THE REQUEST: Would you quote the material below in full and unchanged?

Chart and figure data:
────────

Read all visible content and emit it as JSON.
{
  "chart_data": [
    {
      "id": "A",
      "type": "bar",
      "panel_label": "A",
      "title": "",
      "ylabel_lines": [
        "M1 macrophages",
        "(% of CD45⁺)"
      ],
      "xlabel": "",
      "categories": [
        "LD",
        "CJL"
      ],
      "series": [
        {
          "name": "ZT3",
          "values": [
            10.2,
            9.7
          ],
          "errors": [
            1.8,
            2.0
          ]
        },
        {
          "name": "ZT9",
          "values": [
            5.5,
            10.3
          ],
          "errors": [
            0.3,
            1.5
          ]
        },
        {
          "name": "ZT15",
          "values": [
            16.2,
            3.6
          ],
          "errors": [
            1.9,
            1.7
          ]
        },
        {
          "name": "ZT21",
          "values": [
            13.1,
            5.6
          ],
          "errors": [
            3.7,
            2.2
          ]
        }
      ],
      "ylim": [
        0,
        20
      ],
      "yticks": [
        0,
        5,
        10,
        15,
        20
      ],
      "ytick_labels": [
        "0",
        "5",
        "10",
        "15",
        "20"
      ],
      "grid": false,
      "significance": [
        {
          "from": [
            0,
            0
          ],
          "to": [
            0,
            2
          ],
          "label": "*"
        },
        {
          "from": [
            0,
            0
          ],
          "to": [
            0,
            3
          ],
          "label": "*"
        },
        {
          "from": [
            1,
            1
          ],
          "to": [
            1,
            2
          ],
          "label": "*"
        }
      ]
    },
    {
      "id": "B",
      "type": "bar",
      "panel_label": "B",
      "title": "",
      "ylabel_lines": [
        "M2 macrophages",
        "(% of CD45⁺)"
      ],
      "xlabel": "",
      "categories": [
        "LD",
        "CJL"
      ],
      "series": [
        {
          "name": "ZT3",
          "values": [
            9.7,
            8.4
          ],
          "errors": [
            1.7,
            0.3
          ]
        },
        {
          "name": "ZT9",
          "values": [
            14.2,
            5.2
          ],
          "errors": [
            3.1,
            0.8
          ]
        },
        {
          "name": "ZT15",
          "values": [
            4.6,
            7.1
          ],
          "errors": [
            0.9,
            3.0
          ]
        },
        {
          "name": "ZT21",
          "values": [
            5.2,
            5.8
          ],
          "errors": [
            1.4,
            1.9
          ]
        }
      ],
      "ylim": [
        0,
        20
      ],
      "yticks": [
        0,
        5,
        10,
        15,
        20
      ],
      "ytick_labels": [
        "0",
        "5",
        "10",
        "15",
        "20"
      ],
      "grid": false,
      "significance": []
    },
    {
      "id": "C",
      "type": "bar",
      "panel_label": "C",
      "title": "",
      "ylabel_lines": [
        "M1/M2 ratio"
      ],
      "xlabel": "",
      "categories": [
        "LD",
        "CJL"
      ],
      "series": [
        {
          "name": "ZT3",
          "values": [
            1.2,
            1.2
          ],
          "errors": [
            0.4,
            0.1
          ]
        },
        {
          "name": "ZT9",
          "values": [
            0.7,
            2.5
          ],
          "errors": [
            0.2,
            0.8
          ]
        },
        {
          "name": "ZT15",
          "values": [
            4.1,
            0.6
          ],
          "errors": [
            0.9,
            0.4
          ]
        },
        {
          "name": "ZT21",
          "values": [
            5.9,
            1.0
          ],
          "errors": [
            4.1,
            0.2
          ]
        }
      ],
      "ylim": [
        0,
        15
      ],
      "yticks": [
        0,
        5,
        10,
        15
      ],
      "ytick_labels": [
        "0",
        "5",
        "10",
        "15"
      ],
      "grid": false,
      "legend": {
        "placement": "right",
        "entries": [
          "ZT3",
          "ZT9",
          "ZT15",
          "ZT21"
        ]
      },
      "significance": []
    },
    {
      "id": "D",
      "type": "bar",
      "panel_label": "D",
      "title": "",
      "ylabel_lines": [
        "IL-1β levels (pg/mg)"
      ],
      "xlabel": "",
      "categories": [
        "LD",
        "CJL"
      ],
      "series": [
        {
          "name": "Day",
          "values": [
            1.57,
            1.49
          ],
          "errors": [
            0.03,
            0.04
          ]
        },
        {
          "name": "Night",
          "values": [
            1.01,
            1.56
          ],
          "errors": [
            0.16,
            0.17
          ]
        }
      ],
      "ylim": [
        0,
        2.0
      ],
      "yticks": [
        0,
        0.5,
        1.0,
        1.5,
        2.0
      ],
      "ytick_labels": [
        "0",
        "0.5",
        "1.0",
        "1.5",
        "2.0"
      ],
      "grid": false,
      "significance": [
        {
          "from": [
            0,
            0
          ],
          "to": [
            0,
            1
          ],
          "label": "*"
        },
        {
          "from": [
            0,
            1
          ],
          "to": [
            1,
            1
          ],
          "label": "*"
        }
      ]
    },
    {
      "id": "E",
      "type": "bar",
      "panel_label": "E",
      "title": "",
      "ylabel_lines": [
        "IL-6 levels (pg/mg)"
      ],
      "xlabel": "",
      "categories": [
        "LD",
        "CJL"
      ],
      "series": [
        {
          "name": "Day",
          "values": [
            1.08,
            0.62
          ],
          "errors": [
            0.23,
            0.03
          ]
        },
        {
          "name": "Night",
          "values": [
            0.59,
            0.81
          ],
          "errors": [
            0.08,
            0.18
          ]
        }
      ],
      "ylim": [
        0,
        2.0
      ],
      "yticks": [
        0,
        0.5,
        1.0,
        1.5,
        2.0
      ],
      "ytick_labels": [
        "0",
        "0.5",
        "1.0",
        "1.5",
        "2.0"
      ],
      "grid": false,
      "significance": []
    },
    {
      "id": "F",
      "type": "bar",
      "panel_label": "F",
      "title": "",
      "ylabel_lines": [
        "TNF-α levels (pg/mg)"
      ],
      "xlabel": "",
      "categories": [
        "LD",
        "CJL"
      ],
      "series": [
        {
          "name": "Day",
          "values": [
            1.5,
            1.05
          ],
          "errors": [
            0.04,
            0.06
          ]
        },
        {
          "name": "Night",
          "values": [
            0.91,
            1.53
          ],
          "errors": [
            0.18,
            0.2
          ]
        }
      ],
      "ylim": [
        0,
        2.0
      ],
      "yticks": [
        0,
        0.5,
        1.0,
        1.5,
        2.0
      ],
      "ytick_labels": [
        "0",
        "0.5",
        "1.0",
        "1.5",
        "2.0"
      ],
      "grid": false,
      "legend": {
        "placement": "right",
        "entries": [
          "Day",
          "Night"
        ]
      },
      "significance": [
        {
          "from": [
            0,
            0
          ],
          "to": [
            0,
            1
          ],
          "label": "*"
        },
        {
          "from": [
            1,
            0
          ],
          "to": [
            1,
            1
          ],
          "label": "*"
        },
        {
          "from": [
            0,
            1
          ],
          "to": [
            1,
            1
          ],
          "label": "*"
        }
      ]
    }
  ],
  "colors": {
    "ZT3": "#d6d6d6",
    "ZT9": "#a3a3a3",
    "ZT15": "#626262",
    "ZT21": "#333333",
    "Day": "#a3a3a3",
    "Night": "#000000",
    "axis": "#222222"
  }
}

────────

TASK OUTPUT:
Read all visible content and emit it as JSON.
{
  "chart_data": [
    {
      "id": "A",
      "type": "bar",
      "panel_label": "A",
      "title": "",
      "ylabel_lines": [
        "M1 macrophages",
        "(% of CD45⁺)"
      ],
      "xlabel": "",
      "categories": [
        "LD",
        "CJL"
      ],
      "series": [
        {
          "name": "ZT3",
          "values": [
            10.2,
            9.7
          ],
          "errors": [
            1.8,
            2.0
          ]
        },
        {
          "name": "ZT9",
          "values": [
            5.5,
            10.3
          ],
          "errors": [
            0.3,
            1.5
          ]
        },
        {
          "name": "ZT15",
          "values": [
            16.2,
            3.6
          ],
          "errors": [
            1.9,
            1.7
          ]
        },
        {
          "name": "ZT21",
          "values": [
            13.1,
            5.6
          ],
          "errors": [
            3.7,
            2.2
          ]
        }
      ],
      "ylim": [
        0,
        20
      ],
      "yticks": [
        0,
        5,
        10,
        15,
        20
      ],
      "ytick_labels": [
        "0",
        "5",
        "10",
        "15",
        "20"
      ],
      "grid": false,
      "significance": [
        {
          "from": [
            0,
            0
          ],
          "to": [
            0,
            2
          ],
          "label": "*"
        },
        {
          "from": [
            0,
            0
          ],
          "to": [
            0,
            3
          ],
          "label": "*"
        },
        {
          "from": [
            1,
            1
          ],
          "to": [
            1,
            2
          ],
          "label": "*"
        }
      ]
    },
    {
      "id": "B",
      "type": "bar",
      "panel_label": "B",
      "title": "",
      "ylabel_lines": [
        "M2 macrophages",
        "(% of CD45⁺)"
      ],
      "xlabel": "",
      "categories": [
        "LD",
        "CJL"
      ],
      "series": [
        {
          "name": "ZT3",
          "values": [
            9.7,
            8.4
          ],
          "errors": [
            1.7,
            0.3
          ]
        },
        {
          "name": "ZT9",
          "values": [
            14.2,
            5.2
          ],
          "errors": [
            3.1,
            0.8
          ]
        },
        {
          "name": "ZT15",
          "values": [
            4.6,
            7.1
          ],
          "errors": [
            0.9,
            3.0
          ]
        },
        {
          "name": "ZT21",
          "values": [
            5.2,
            5.8
          ],
          "errors": [
            1.4,
            1.9
          ]
        }
      ],
      "ylim": [
        0,
        20
      ],
      "yticks": [
        0,
        5,
        10,
        15,
        20
      ],
      "ytick_labels": [
        "0",
        "5",
        "10",
        "15",
        "20"
      ],
      "grid": false,
      "significance": []
    },
    {
      "id": "C",
      "type": "bar",
      "panel_label": "C",
      "title": "",
      "ylabel_lines": [
        "M1/M2 ratio"
      ],
      "xlabel": "",
      "categories": [
        "LD",
        "CJL"
      ],
      "series": [
        {
          "name": "ZT3",
          "values": [
            1.2,
            1.2
          ],
          "errors": [
            0.4,
            0.1
          ]
        },
        {
          "name": "ZT9",
          "values": [
            0.7,
            2.5
          ],
          "errors": [
            0.2,
            0.8
          ]
        },
        {
          "name": "ZT15",
          "values": [
            4.1,
            0.6
          ],
          "errors": [
            0.9,
            0.4
          ]
        },
        {
          "name": "ZT21",
          "values": [
            5.9,
            1.0
          ],
          "errors": [
            4.1,
            0.2
          ]
        }
      ],
      "ylim": [
        0,
        15
      ],
      "yticks": [
        0,
        5,
        10,
        15
      ],
      "ytick_labels": [
        "0",
        "5",
        "10",
        "15"
      ],
      "grid": false,
      "legend": {
        "placement": "right",
        "entries": [
          "ZT3",
          "ZT9",
          "ZT15",
          "ZT21"
        ]
      },
      "significance": []
    },
    {
      "id": "D",
      "type": "bar",
      "panel_label": "D",
      "title": "",
      "ylabel_lines": [
        "IL-1β levels (pg/mg)"
      ],
      "xlabel": "",
      "categories": [
        "LD",
        "CJL"
      ],
      "series": [
        {
          "name": "Day",
          "values": [
            1.57,
            1.49
          ],
          "errors": [
            0.03,
            0.04
          ]
        },
        {
          "name": "Night",
          "values": [
            1.01,
            1.56
          ],
          "errors": [
            0.16,
            0.17
          ]
        }
      ],
      "ylim": [
        0,
        2.0
      ],
      "yticks": [
        0,
        0.5,
        1.0,
        1.5,
        2.0
      ],
      "ytick_labels": [
        "0",
        "0.5",
        "1.0",
        "1.5",
        "2.0"
      ],
      "grid": false,
      "significance": [
        {
          "from": [
            0,
            0
          ],
          "to": [
            0,
            1
          ],
          "label": "*"
        },
        {
          "from": [
            0,
            1
          ],
          "to": [
            1,
            1
          ],
          "label": "*"
        }
      ]
    },
    {
      "id": "E",
      "type": "bar",
      "panel_label": "E",
      "title": "",
      "ylabel_lines": [
        "IL-6 levels (pg/mg)"
      ],
      "xlabel": "",
      "categories": [
        "LD",
        "CJL"
      ],
      "series": [
        {
          "name": "Day",
          "values": [
            1.08,
            0.62
          ],
          "errors": [
            0.23,
            0.03
          ]
        },
        {
          "name": "Night",
          "values": [
            0.59,
            0.81
          ],
          "errors": [
            0.08,
            0.18
          ]
        }
      ],
      "ylim": [
        0,
        2.0
      ],
      "yticks": [
        0,
        0.5,
        1.0,
        1.5,
        2.0
      ],
      "ytick_labels": [
        "0",
        "0.5",
        "1.0",
        "1.5",
        "2.0"
      ],
      "grid": false,
      "significance": []
    },
    {
      "id": "F",
      "type": "bar",
      "panel_label": "F",
      "title": "",
      "ylabel_lines": [
        "TNF-α levels (pg/mg)"
      ],
      "xlabel": "",
      "categories": [
        "LD",
        "CJL"
      ],
      "series": [
        {
          "name": "Day",
          "values": [
            1.5,
            1.05
          ],
          "errors": [
            0.04,
            0.06
          ]
        },
        {
          "name": "Night",
          "values": [
            0.91,
            1.53
          ],
          "errors": [
            0.18,
            0.2
          ]
        }
      ],
      "ylim": [
        0,
        2.0
      ],
      "yticks": [
        0,
        0.5,
        1.0,
        1.5,
        2.0
      ],
      "ytick_labels": [
        "0",
        "0.5",
        "1.0",
        "1.5",
        "2.0"
      ],
      "grid": false,
      "legend": {
        "placement": "right",
        "entries": [
          "Day",
          "Night"
        ]
      },
      "significance": [
        {
          "from": [
            0,
            0
          ],
          "to": [
            0,
            1
          ],
          "label": "*"
        },
        {
          "from": [
            1,
            0
          ],
          "to": [
            1,
            1
          ],
          "label": "*"
        },
        {
          "from": [
            0,
            1
          ],
          "to": [
            1,
            1
          ],
          "label": "*"
        }
      ]
    }
  ],
  "colors": {
    "ZT3": "#d6d6d6",
    "ZT9": "#a3a3a3",
    "ZT15": "#626262",
    "ZT21": "#333333",
    "Day": "#a3a3a3",
    "Night": "#000000",
    "axis": "#222222"
  }
}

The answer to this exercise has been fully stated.